> [EXERCISE BRIEF]: Below is some material; transcribe all of it exactly.

> [RAW RECORDS]:
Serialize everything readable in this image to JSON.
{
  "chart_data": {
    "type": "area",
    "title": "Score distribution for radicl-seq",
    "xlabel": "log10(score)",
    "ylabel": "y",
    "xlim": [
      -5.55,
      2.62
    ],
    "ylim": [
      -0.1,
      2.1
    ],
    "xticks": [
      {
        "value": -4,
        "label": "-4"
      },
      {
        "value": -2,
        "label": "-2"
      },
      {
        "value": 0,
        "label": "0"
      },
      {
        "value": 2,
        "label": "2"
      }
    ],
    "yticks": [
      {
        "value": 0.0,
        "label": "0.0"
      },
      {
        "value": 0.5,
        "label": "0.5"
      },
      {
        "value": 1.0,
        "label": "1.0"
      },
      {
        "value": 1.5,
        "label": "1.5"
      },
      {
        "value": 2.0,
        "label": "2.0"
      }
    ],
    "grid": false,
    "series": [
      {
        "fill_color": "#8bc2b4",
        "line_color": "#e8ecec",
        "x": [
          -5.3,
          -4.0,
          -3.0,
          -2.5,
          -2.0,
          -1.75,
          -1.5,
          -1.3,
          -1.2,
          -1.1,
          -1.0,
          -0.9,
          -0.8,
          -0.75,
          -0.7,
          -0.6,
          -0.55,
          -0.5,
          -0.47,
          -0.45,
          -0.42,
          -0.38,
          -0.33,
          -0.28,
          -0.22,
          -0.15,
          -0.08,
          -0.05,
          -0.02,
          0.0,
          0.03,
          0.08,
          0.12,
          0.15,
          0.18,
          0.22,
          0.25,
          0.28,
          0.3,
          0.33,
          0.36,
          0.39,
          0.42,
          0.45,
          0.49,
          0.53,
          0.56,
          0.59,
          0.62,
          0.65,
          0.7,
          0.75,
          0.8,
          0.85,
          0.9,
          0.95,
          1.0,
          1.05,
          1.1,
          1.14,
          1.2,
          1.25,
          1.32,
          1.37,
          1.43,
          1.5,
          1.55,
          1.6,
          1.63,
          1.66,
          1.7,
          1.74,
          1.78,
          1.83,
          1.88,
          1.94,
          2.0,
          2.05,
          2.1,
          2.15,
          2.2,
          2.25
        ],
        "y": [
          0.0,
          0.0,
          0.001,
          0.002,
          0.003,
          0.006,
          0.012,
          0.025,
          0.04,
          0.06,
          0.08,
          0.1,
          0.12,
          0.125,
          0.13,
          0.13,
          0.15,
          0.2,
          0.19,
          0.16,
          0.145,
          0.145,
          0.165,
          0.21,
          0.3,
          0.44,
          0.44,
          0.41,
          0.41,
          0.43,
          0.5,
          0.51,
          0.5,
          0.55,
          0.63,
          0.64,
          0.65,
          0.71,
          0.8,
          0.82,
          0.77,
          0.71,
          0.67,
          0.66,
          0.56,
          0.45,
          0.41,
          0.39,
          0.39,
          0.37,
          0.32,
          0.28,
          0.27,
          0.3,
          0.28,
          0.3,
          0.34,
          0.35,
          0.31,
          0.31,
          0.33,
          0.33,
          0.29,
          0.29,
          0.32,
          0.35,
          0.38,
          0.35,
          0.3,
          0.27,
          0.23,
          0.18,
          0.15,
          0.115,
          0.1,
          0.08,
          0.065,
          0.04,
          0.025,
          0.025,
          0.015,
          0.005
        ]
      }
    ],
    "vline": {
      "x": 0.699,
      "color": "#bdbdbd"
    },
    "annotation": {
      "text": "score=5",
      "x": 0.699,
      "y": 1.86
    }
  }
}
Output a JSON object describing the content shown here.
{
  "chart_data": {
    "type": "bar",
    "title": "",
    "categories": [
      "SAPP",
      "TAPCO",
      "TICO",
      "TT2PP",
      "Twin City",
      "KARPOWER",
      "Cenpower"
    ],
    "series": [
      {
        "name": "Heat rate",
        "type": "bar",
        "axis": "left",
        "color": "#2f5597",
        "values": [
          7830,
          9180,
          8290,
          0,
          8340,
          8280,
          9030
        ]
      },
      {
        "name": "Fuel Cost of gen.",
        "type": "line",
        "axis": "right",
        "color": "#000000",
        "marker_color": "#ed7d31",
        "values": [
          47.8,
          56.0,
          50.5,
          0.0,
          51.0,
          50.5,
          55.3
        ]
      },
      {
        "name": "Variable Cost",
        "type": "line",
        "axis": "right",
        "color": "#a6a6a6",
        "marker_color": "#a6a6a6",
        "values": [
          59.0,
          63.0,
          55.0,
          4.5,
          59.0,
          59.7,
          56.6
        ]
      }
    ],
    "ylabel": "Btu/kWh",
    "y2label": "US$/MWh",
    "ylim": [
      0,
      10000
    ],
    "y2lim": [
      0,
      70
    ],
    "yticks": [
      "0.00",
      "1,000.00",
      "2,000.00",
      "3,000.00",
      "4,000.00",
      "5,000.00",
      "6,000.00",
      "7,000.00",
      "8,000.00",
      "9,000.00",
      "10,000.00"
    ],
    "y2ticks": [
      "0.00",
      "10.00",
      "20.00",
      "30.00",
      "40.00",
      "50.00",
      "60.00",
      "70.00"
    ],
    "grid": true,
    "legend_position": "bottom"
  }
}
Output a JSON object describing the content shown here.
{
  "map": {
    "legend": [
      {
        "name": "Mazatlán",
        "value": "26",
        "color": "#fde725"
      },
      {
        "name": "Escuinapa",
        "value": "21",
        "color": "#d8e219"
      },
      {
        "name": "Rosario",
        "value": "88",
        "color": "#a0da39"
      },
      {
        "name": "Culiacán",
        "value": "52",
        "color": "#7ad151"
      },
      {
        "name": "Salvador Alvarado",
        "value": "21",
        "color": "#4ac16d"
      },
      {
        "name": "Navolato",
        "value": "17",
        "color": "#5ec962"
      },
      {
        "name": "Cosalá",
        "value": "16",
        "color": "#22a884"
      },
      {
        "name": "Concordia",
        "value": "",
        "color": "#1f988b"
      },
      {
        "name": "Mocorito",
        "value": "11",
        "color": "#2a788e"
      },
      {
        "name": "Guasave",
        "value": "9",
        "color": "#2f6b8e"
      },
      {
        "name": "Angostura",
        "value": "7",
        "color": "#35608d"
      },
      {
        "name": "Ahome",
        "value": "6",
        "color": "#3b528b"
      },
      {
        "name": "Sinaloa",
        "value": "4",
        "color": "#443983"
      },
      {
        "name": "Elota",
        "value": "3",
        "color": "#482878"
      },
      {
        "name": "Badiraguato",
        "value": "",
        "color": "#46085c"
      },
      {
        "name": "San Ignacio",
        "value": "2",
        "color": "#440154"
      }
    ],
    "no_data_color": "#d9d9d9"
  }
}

> [OUTPUT FOR THIS EXERCISE]:
Serialize everything readable in this image to JSON.
{
  "chart_data": {
    "type": "area",
    "title": "Score distribution for radicl-seq",
    "xlabel": "log10(score)",
    "ylabel": "y",
    "xlim": [
      -5.55,
      2.62
    ],
    "ylim": [
      -0.1,
      2.1
    ],
    "xticks": [
      {
        "value": -4,
        "label": "-4"
      },
      {
        "value": -2,
        "label": "-2"
      },
      {
        "value": 0,
        "label": "0"
      },
      {
        "value": 2,
        "label": "2"
      }
    ],
    "yticks": [
      {
        "value": 0.0,
        "label": "0.0"
      },
      {
        "value": 0.5,
        "label": "0.5"
      },
      {
        "value": 1.0,
        "label": "1.0"
      },
      {
        "value": 1.5,
        "label": "1.5"
      },
      {
        "value": 2.0,
        "label": "2.0"
      }
    ],
    "grid": false,
    "series": [
      {
        "fill_color": "#8bc2b4",
        "line_color": "#e8ecec",
        "x": [
          -5.3,
          -4.0,
          -3.0,
          -2.5,
          -2.0,
          -1.75,
          -1.5,
          -1.3,
          -1.2,
          -1.1,
          -1.0,
          -0.9,
          -0.8,
          -0.75,
          -0.7,
          -0.6,
          -0.55,
          -0.5,
          -0.47,
          -0.45,
          -0.42,
          -0.38,
          -0.33,
          -0.28,
          -0.22,
          -0.15,
          -0.08,
          -0.05,
          -0.02,
          0.0,
          0.03,
          0.08,
          0.12,
          0.15,
          0.18,
          0.22,
          0.25,
          0.28,
          0.3,
          0.33,
          0.36,
          0.39,
          0.42,
          0.45,
          0.49,
          0.53,
          0.56,
          0.59,
          0.62,
          0.65,
          0.7,
          0.75,
          0.8,
          0.85,
          0.9,
          0.95,
          1.0,
          1.05,
          1.1,
          1.14,
          1.2,
          1.25,
          1.32,
          1.37,
          1.43,
          1.5,
          1.55,
          1.6,
          1.63,
          1.66,
          1.7,
          1.74,
          1.78,
          1.83,
          1.88,
          1.94,
          2.0,
          2.05,
          2.1,
          2.15,
          2.2,
          2.25
        ],
        "y": [
          0.0,
          0.0,
          0.001,
          0.002,
          0.003,
          0.006,
          0.012,
          0.025,
          0.04,
          0.06,
          0.08,
          0.1,
          0.12,
          0.125,
          0.13,
          0.13,
          0.15,
          0.2,
          0.19,
          0.16,
          0.145,
          0.145,
          0.165,
          0.21,
          0.3,
          0.44,
          0.44,
          0.41,
          0.41,
          0.43,
          0.5,
          0.51,
          0.5,
          0.55,
          0.63,
          0.64,
          0.65,
          0.71,
          0.8,
          0.82,
          0.77,
          0.71,
          0.67,
          0.66,
          0.56,
          0.45,
          0.41,
          0.39,
          0.39,
          0.37,
          0.32,
          0.28,
          0.27,
          0.3,
          0.28,
          0.3,
          0.34,
          0.35,
          0.31,
          0.31,
          0.33,
          0.33,
          0.29,
          0.29,
          0.32,
          0.35,
          0.38,
          0.35,
          0.3,
          0.27,
          0.23,
          0.18,
          0.15,
          0.115,
          0.1,
          0.08,
          0.065,
          0.04,
          0.025,
          0.025,
          0.015,
          0.005
        ]
      }
    ],
    "vline": {
      "x": 0.699,
      "color": "#bdbdbd"
    },
    "annotation": {
      "text": "score=5",
      "x": 0.699,
      "y": 1.86
    }
  }
}
Output a JSON object describing the content shown here.
{
  "chart_data": {
    "type": "bar",
    "title": "",
    "categories": [
      "SAPP",
      "TAPCO",
      "TICO",
      "TT2PP",
      "Twin City",
      "KARPOWER",
      "Cenpower"
    ],
    "series": [
      {
        "name": "Heat rate",
        "type": "bar",
        "axis": "left",
        "color": "#2f5597",
        "values": [
          7830,
          9180,
          8290,
          0,
          8340,
          8280,
          9030
        ]
      },
      {
        "name": "Fuel Cost of gen.",
        "type": "line",
        "axis": "right",
        "color": "#000000",
        "marker_color": "#ed7d31",
        "values": [
          47.8,
          56.0,
          50.5,
          0.0,
          51.0,
          50.5,
          55.3
        ]
      },
      {
        "name": "Variable Cost",
        "type": "line",
        "axis": "right",
        "color": "#a6a6a6",
        "marker_color": "#a6a6a6",
        "values": [
          59.0,
          63.0,
          55.0,
          4.5,
          59.0,
          59.7,
          56.6
        ]
      }
    ],
    "ylabel": "Btu/kWh",
    "y2label": "US$/MWh",
    "ylim": [
      0,
      10000
    ],
    "y2lim": [
      0,
      70
    ],
    "yticks": [
      "0.00",
      "1,000.00",
      "2,000.00",
      "3,000.00",
      "4,000.00",
      "5,000.00",
      "6,000.00",
      "7,000.00",
      "8,000.00",
      "9,000.00",
      "10,000.00"
    ],
    "y2ticks": [
      "0.00",
      "10.00",
      "20.00",
      "30.00",
      "40.00",
      "50.00",
      "60.00",
      "70.00"
    ],
    "grid": true,
    "legend_position": "bottom"
  }
}
Output a JSON object describing the content shown here.
{
  "map": {
    "legend": [
      {
        "name": "Mazatlán",
        "value": "26",
        "color": "#fde725"
      },
      {
        "name": "Escuinapa",
        "value": "21",
        "color": "#d8e219"
      },
      {
        "name": "Rosario",
        "value": "88",
        "color": "#a0da39"
      },
      {
        "name": "Culiacán",
        "value": "52",
        "color": "#7ad151"
      },
      {
        "name": "Salvador Alvarado",
        "value": "21",
        "color": "#4ac16d"
      },
      {
        "name": "Navolato",
        "value": "17",
        "color": "#5ec962"
      },
      {
        "name": "Cosalá",
        "value": "16",
        "color": "#22a884"
      },
      {
        "name": "Concordia",
        "value": "",
        "color": "#1f988b"
      },
      {
        "name": "Mocorito",
        "value": "11",
        "color": "#2a788e"
      },
      {
        "name": "Guasave",
        "value": "9",
        "color": "#2f6b8e"
      },
      {
        "name": "Angostura",
        "value": "7",
        "color": "#35608d"
      },
      {
        "name": "Ahome",
        "value": "6",
        "color": "#3b528b"
      },
      {
        "name": "Sinaloa",
        "value": "4",
        "color": "#443983"
      },
      {
        "name": "Elota",
        "value": "3",
        "color": "#482878"
      },
      {
        "name": "Badiraguato",
        "value": "",
        "color": "#46085c"
      },
      {
        "name": "San Ignacio",
        "value": "2",
        "color": "#440154"
      }
    ],
    "no_data_color": "#d9d9d9"
  }
}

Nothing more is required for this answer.